• **GIVEN PROBLEM**
Work through the data line by line, gathering every line that has the word "管制易耗品".

(Data records)
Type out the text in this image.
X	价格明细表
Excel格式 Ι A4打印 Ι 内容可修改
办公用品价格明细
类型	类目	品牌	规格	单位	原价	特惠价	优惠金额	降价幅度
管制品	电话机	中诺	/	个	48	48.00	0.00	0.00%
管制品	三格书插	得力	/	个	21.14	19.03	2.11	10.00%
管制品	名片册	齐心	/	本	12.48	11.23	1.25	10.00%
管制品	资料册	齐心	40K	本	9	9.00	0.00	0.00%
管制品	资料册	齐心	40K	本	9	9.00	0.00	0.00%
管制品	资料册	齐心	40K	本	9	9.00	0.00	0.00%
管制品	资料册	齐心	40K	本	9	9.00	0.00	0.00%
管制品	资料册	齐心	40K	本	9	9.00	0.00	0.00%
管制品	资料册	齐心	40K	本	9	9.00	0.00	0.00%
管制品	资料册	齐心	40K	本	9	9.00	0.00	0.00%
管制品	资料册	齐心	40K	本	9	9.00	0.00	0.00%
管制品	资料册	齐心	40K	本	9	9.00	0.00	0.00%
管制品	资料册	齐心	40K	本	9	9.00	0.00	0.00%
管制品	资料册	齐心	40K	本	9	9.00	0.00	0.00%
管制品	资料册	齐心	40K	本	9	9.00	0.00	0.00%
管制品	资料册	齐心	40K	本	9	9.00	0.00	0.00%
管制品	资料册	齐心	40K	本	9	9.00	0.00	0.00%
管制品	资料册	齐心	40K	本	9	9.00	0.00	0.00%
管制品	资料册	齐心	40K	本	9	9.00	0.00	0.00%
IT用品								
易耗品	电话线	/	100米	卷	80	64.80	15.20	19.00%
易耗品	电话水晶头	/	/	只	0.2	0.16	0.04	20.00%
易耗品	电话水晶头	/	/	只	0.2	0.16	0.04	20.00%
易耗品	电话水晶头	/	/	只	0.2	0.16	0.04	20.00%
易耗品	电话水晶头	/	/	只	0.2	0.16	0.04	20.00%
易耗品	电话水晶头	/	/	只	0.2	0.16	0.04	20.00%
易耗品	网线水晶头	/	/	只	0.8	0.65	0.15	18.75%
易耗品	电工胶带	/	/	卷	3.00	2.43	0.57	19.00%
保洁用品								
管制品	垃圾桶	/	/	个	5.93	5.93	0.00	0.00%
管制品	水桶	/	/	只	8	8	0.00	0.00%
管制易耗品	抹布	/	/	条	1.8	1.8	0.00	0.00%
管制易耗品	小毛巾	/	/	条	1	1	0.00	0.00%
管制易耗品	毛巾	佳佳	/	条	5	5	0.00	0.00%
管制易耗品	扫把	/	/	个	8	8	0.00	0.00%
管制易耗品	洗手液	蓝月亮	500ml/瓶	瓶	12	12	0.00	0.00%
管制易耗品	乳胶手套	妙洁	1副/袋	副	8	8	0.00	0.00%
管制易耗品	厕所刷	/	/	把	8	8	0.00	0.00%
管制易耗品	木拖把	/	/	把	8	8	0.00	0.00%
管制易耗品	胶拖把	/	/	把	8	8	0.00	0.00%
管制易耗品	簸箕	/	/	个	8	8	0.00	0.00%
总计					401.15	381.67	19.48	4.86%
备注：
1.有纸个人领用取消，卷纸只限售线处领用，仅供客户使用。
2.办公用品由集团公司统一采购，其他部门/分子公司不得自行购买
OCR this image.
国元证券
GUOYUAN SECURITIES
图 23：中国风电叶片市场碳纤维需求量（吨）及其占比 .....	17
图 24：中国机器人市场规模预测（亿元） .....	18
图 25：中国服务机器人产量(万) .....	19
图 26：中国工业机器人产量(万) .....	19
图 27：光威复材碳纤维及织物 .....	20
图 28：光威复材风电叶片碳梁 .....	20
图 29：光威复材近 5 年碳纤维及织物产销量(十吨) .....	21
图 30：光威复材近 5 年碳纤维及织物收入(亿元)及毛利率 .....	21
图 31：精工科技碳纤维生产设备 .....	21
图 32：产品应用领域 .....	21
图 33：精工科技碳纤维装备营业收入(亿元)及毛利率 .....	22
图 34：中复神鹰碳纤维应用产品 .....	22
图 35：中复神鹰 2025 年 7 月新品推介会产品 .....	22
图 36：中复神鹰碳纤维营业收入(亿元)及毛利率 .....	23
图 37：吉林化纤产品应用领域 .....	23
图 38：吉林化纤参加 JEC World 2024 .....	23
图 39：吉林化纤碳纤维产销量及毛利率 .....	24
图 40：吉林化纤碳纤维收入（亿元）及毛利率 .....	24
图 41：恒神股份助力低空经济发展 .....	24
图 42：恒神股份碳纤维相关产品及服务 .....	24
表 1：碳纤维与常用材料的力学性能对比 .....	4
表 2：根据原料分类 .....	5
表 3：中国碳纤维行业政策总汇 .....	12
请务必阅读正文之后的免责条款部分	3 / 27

...

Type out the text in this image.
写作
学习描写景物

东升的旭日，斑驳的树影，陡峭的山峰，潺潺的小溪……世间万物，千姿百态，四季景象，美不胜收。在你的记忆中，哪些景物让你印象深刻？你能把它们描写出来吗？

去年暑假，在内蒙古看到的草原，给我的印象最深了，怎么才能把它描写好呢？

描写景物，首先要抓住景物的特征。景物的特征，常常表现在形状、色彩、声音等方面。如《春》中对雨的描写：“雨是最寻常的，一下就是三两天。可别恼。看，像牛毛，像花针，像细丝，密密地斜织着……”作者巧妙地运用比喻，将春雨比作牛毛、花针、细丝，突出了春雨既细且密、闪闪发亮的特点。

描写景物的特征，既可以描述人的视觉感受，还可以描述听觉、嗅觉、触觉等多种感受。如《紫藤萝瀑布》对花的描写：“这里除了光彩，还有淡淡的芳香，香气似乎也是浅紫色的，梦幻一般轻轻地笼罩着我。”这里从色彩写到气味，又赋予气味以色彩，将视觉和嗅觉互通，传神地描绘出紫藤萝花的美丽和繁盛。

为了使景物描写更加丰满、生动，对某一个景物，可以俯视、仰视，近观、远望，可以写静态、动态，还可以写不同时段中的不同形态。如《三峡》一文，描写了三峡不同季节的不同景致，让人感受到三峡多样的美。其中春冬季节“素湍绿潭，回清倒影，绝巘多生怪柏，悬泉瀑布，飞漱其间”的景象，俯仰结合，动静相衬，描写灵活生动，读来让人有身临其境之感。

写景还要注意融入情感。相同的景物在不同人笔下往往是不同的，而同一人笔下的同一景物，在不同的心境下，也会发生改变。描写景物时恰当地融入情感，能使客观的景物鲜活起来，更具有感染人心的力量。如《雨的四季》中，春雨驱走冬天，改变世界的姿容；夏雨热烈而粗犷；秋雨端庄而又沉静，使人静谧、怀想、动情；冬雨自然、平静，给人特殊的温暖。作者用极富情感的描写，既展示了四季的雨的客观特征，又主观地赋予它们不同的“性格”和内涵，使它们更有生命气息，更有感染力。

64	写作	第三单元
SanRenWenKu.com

• **EXERCISE ANSWER**
管制易耗品	抹布	/	/	条	1.8	1.8	0.00	0.00%
管制易耗品	小毛巾	/	/	条	1	1	0.00	0.00%
管制易耗品	毛巾	佳佳	/	条	5	5	0.00	0.00%
管制易耗品	扫把	/	/	个	8	8	0.00	0.00%
管制易耗品	洗手液	蓝月亮	500ml/瓶	瓶	12	12	0.00	0.00%
管制易耗品	乳胶手套	妙洁	1副/袋	副	8	8	0.00	0.00%
管制易耗品	厕所刷	/	/	把	8	8	0.00	0.00%
管制易耗品	木拖把	/	/	把	8	8	0.00	0.00%
管制易耗品	胶拖把	/	/	把	8	8	0.00	0.00%
管制易耗品	簸箕	/	/	个	8	8	0.00	0.00%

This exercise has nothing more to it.